### WHAT YOU NEED TO DO
Write out every record in full, exactly as written, please.

##### RECORDS SHOWN

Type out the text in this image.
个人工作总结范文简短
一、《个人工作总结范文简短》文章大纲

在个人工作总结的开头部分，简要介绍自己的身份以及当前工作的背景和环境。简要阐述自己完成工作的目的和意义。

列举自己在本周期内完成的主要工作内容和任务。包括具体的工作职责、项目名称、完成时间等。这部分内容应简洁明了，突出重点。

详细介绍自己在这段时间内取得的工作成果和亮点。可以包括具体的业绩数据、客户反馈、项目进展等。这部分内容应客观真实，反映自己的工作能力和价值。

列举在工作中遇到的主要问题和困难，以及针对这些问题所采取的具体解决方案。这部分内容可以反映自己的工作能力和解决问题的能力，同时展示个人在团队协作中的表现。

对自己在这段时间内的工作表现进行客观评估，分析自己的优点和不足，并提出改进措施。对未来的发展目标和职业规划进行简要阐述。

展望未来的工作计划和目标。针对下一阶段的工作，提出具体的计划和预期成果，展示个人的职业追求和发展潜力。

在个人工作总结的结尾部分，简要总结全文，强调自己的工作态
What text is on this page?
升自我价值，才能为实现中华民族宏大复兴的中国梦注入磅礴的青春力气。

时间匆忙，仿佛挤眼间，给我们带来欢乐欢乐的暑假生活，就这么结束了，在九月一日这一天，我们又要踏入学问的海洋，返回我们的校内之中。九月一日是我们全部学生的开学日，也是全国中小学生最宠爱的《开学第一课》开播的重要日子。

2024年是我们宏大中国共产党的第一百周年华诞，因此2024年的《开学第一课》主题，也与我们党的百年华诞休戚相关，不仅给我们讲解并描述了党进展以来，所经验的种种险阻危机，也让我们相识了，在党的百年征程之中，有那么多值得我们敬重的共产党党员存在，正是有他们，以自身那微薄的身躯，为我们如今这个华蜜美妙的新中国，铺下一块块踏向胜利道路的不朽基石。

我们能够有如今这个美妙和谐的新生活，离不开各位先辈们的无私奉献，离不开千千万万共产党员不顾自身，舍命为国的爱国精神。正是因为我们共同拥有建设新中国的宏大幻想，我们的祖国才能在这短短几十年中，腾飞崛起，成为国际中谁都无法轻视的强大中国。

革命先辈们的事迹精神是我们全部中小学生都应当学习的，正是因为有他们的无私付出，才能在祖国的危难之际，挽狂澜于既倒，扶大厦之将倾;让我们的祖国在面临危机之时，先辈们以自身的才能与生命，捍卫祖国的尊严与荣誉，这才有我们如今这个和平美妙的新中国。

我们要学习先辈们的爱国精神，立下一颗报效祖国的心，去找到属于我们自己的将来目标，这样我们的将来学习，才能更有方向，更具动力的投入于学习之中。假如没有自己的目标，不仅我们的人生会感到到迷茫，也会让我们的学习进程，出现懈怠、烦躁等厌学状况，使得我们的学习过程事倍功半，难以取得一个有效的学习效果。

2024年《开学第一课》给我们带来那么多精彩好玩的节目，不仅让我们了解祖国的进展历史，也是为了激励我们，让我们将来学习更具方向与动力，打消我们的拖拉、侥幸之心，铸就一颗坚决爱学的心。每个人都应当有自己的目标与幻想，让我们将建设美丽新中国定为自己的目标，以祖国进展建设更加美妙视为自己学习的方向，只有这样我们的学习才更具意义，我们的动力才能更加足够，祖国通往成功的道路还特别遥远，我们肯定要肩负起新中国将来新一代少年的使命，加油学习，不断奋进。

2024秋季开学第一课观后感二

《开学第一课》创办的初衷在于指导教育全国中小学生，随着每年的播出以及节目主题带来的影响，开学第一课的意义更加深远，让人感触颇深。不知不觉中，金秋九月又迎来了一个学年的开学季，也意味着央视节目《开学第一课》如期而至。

##########

### THE COMPLETED TASK
Type out the text in this image.
个人工作总结范文简短
一、《个人工作总结范文简短》文章大纲

在个人工作总结的开头部分，简要介绍自己的身份以及当前工作的背景和环境。简要阐述自己完成工作的目的和意义。

列举自己在本周期内完成的主要工作内容和任务。包括具体的工作职责、项目名称、完成时间等。这部分内容应简洁明了，突出重点。

详细介绍自己在这段时间内取得的工作成果和亮点。可以包括具体的业绩数据、客户反馈、项目进展等。这部分内容应客观真实，反映自己的工作能力和价值。

列举在工作中遇到的主要问题和困难，以及针对这些问题所采取的具体解决方案。这部分内容可以反映自己的工作能力和解决问题的能力，同时展示个人在团队协作中的表现。

对自己在这段时间内的工作表现进行客观评估，分析自己的优点和不足，并提出改进措施。对未来的发展目标和职业规划进行简要阐述。

展望未来的工作计划和目标。针对下一阶段的工作，提出具体的计划和预期成果，展示个人的职业追求和发展潜力。

在个人工作总结的结尾部分，简要总结全文，强调自己的工作态
What text is on this page?
升自我价值，才能为实现中华民族宏大复兴的中国梦注入磅礴的青春力气。

时间匆忙，仿佛挤眼间，给我们带来欢乐欢乐的暑假生活，就这么结束了，在九月一日这一天，我们又要踏入学问的海洋，返回我们的校内之中。九月一日是我们全部学生的开学日，也是全国中小学生最宠爱的《开学第一课》开播的重要日子。

2024年是我们宏大中国共产党的第一百周年华诞，因此2024年的《开学第一课》主题，也与我们党的百年华诞休戚相关，不仅给我们讲解并描述了党进展以来，所经验的种种险阻危机，也让我们相识了，在党的百年征程之中，有那么多值得我们敬重的共产党党员存在，正是有他们，以自身那微薄的身躯，为我们如今这个华蜜美妙的新中国，铺下一块块踏向胜利道路的不朽基石。

我们能够有如今这个美妙和谐的新生活，离不开各位先辈们的无私奉献，离不开千千万万共产党员不顾自身，舍命为国的爱国精神。正是因为我们共同拥有建设新中国的宏大幻想，我们的祖国才能在这短短几十年中，腾飞崛起，成为国际中谁都无法轻视的强大中国。

革命先辈们的事迹精神是我们全部中小学生都应当学习的，正是因为有他们的无私付出，才能在祖国的危难之际，挽狂澜于既倒，扶大厦之将倾;让我们的祖国在面临危机之时，先辈们以自身的才能与生命，捍卫祖国的尊严与荣誉，这才有我们如今这个和平美妙的新中国。

我们要学习先辈们的爱国精神，立下一颗报效祖国的心，去找到属于我们自己的将来目标，这样我们的将来学习，才能更有方向，更具动力的投入于学习之中。假如没有自己的目标，不仅我们的人生会感到到迷茫，也会让我们的学习进程，出现懈怠、烦躁等厌学状况，使得我们的学习过程事倍功半，难以取得一个有效的学习效果。

2024年《开学第一课》给我们带来那么多精彩好玩的节目，不仅让我们了解祖国的进展历史，也是为了激励我们，让我们将来学习更具方向与动力，打消我们的拖拉、侥幸之心，铸就一颗坚决爱学的心。每个人都应当有自己的目标与幻想，让我们将建设美丽新中国定为自己的目标，以祖国进展建设更加美妙视为自己学习的方向，只有这样我们的学习才更具意义，我们的动力才能更加足够，祖国通往成功的道路还特别遥远，我们肯定要肩负起新中国将来新一代少年的使命，加油学习，不断奋进。

2024秋季开学第一课观后感二

《开学第一课》创办的初衷在于指导教育全国中小学生，随着每年的播出以及节目主题带来的影响，开学第一课的意义更加深远，让人感触颇深。不知不觉中，金秋九月又迎来了一个学年的开学季，也意味着央视节目《开学第一课》如期而至。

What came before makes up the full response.